- **EXERCISE INSTRUCTIONS**: Please repeat the lines of the listing below, starting from its first line and ending with the line that contains "watermark-subtitle: Go to", including both.

Listing from a dataset
· · · · · · ·

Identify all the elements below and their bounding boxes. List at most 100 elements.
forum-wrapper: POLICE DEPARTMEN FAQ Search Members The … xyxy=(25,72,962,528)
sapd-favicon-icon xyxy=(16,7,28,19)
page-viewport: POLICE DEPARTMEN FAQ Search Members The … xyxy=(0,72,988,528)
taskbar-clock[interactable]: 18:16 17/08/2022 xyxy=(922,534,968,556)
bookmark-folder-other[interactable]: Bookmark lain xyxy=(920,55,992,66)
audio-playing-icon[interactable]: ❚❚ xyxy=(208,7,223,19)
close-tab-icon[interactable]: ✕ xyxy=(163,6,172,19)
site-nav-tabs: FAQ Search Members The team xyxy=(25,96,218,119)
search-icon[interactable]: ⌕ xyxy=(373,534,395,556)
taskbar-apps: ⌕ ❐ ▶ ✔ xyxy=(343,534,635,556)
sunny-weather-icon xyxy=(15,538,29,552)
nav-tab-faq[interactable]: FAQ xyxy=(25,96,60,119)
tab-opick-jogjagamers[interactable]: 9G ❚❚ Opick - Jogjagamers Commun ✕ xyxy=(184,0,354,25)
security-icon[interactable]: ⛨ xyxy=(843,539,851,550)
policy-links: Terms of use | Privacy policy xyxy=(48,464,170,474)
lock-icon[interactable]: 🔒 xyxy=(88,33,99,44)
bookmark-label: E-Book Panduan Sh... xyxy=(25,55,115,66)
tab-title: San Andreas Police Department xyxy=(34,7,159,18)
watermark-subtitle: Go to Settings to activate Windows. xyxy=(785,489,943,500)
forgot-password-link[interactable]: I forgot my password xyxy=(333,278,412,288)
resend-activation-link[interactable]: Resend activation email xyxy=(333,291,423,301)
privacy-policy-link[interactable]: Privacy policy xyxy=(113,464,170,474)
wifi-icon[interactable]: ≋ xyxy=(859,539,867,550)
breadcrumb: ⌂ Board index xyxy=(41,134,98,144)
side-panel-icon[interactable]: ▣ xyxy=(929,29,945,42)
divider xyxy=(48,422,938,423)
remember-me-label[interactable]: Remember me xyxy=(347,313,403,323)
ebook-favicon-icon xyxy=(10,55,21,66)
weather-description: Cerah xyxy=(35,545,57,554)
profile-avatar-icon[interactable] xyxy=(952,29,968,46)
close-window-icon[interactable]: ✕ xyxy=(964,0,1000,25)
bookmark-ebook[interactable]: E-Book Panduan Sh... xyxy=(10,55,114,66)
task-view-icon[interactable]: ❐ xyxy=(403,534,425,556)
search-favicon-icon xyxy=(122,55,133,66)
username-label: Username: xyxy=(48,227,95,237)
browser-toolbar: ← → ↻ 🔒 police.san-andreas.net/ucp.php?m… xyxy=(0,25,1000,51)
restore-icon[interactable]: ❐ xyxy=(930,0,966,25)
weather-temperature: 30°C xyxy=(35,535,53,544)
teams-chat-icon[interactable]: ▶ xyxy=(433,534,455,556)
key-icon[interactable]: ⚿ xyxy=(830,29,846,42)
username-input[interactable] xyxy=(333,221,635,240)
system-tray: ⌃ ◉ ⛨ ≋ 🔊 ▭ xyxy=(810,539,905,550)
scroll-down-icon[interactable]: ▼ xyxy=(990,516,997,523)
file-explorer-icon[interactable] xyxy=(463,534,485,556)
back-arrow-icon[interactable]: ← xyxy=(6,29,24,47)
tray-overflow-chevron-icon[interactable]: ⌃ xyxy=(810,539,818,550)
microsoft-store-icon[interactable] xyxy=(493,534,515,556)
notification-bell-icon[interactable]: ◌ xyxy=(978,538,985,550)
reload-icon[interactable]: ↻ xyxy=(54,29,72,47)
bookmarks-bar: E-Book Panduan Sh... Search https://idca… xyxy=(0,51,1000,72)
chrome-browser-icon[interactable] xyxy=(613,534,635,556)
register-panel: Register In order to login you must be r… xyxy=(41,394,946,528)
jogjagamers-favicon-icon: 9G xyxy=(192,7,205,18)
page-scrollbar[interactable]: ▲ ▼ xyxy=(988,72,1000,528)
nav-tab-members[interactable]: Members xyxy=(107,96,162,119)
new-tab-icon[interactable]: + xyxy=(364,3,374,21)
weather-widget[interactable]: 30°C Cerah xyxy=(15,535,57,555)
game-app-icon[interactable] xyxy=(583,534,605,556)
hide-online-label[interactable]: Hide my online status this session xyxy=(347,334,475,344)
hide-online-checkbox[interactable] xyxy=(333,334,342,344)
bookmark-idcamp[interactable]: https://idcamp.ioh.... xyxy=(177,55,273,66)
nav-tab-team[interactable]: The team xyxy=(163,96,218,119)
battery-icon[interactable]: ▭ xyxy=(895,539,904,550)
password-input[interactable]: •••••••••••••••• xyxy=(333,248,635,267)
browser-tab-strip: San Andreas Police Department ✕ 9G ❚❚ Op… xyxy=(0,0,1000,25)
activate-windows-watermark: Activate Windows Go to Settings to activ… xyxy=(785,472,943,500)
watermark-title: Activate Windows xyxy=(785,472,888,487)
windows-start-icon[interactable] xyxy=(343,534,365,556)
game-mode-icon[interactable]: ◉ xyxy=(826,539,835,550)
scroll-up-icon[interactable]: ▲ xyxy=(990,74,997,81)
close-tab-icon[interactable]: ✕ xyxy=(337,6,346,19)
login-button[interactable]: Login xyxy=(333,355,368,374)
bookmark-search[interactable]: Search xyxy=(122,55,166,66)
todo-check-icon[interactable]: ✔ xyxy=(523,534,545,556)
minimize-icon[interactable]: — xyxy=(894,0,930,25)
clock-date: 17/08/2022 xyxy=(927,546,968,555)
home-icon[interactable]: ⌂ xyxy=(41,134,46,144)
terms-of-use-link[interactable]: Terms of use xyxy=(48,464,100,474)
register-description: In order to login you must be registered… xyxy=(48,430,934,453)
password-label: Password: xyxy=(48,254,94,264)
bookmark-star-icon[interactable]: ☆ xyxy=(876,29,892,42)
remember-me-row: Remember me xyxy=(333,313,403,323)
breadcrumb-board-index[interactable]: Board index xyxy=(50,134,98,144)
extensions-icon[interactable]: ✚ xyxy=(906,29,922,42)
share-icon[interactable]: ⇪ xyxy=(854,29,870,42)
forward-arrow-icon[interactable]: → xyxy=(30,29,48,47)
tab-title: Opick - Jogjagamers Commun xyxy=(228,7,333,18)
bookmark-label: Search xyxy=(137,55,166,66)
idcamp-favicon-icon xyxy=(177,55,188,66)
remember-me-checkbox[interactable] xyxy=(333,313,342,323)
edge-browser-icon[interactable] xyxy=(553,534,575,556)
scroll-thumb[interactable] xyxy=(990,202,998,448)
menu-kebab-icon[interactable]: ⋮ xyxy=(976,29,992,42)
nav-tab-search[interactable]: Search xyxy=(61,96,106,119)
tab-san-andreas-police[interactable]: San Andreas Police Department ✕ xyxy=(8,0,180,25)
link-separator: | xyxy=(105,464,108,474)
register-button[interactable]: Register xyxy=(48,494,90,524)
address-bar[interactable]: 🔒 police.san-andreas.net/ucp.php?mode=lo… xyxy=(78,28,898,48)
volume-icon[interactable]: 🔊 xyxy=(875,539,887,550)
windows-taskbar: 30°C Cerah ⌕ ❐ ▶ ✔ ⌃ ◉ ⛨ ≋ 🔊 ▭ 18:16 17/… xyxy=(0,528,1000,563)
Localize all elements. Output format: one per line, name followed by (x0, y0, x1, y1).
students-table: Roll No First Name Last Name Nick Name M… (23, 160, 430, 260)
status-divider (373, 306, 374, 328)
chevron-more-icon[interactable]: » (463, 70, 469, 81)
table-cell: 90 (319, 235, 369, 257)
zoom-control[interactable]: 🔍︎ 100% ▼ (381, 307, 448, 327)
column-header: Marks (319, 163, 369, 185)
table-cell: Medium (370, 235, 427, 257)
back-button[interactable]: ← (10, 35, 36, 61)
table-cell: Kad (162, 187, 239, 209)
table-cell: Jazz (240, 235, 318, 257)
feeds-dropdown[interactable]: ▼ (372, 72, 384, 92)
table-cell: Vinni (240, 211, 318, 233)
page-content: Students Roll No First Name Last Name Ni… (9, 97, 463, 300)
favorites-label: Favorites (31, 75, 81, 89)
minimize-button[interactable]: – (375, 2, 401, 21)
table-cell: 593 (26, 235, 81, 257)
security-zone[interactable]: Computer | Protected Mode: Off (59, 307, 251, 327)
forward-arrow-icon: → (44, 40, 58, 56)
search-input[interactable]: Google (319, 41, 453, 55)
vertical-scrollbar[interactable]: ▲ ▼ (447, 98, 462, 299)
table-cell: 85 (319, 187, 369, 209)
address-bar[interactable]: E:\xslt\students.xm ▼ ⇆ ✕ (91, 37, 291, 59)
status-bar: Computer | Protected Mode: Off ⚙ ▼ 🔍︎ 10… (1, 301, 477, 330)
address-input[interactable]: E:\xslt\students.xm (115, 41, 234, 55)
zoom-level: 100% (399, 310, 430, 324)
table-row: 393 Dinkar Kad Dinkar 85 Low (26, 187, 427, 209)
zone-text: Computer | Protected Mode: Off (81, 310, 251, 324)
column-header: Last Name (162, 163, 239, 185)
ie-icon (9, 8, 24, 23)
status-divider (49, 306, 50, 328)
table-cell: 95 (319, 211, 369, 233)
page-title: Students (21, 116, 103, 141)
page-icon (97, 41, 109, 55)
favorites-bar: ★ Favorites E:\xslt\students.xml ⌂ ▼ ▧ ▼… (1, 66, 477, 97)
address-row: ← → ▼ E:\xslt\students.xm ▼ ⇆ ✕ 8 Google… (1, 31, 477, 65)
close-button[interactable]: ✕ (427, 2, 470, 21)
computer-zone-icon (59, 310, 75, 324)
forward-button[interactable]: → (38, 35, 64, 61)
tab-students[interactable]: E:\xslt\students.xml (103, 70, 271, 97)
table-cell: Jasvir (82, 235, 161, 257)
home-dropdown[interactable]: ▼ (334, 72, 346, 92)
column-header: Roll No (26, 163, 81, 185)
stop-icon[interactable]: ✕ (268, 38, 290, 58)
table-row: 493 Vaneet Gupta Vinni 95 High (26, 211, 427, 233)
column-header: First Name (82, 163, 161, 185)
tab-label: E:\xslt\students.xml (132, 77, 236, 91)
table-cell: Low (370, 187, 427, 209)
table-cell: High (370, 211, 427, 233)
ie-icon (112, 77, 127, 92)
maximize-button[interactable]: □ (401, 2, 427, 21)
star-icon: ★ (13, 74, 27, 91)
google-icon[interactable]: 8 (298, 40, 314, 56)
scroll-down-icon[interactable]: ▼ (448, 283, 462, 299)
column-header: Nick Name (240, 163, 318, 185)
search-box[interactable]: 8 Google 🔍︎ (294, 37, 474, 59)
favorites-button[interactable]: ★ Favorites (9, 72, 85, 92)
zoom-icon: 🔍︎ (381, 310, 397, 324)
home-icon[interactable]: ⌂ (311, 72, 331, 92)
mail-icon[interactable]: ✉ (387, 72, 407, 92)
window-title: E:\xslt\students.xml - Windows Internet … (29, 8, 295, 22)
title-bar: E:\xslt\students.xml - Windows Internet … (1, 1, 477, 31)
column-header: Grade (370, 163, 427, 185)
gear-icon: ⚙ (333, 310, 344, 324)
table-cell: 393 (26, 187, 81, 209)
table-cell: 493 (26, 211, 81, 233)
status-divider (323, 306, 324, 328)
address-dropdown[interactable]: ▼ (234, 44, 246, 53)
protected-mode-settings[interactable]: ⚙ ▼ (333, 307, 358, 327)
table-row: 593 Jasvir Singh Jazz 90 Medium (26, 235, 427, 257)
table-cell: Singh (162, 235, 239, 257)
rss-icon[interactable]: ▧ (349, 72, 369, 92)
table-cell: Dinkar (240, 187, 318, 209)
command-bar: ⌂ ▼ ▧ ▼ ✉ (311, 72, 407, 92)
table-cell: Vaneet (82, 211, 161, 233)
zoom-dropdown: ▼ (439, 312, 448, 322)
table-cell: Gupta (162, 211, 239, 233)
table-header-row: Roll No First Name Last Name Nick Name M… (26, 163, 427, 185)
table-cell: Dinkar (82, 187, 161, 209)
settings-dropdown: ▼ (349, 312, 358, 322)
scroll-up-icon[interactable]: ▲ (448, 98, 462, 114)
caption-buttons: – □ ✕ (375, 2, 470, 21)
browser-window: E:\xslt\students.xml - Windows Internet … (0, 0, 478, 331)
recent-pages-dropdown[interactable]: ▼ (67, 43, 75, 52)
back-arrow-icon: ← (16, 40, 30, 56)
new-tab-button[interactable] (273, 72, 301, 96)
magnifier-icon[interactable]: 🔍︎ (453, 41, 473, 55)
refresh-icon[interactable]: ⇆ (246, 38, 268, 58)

· · · · · · ·

- **ANSWER TO THIS EXERCISE**:
Identify all the elements below and their bounding boxes. List at most 100 elements.
forum-wrapper: POLICE DEPARTMEN FAQ Search Members The … xyxy=(25,72,962,528)
sapd-favicon-icon xyxy=(16,7,28,19)
page-viewport: POLICE DEPARTMEN FAQ Search Members The … xyxy=(0,72,988,528)
taskbar-clock[interactable]: 18:16 17/08/2022 xyxy=(922,534,968,556)
bookmark-folder-other[interactable]: Bookmark lain xyxy=(920,55,992,66)
audio-playing-icon[interactable]: ❚❚ xyxy=(208,7,223,19)
close-tab-icon[interactable]: ✕ xyxy=(163,6,172,19)
site-nav-tabs: FAQ Search Members The team xyxy=(25,96,218,119)
search-icon[interactable]: ⌕ xyxy=(373,534,395,556)
taskbar-apps: ⌕ ❐ ▶ ✔ xyxy=(343,534,635,556)
sunny-weather-icon xyxy=(15,538,29,552)
nav-tab-faq[interactable]: FAQ xyxy=(25,96,60,119)
tab-opick-jogjagamers[interactable]: 9G ❚❚ Opick - Jogjagamers Commun ✕ xyxy=(184,0,354,25)
security-icon[interactable]: ⛨ xyxy=(843,539,851,550)
policy-links: Terms of use | Privacy policy xyxy=(48,464,170,474)
lock-icon[interactable]: 🔒 xyxy=(88,33,99,44)
bookmark-label: E-Book Panduan Sh... xyxy=(25,55,115,66)
tab-title: San Andreas Police Department xyxy=(34,7,159,18)
watermark-subtitle: Go to Settings to activate Windows. xyxy=(785,489,943,500)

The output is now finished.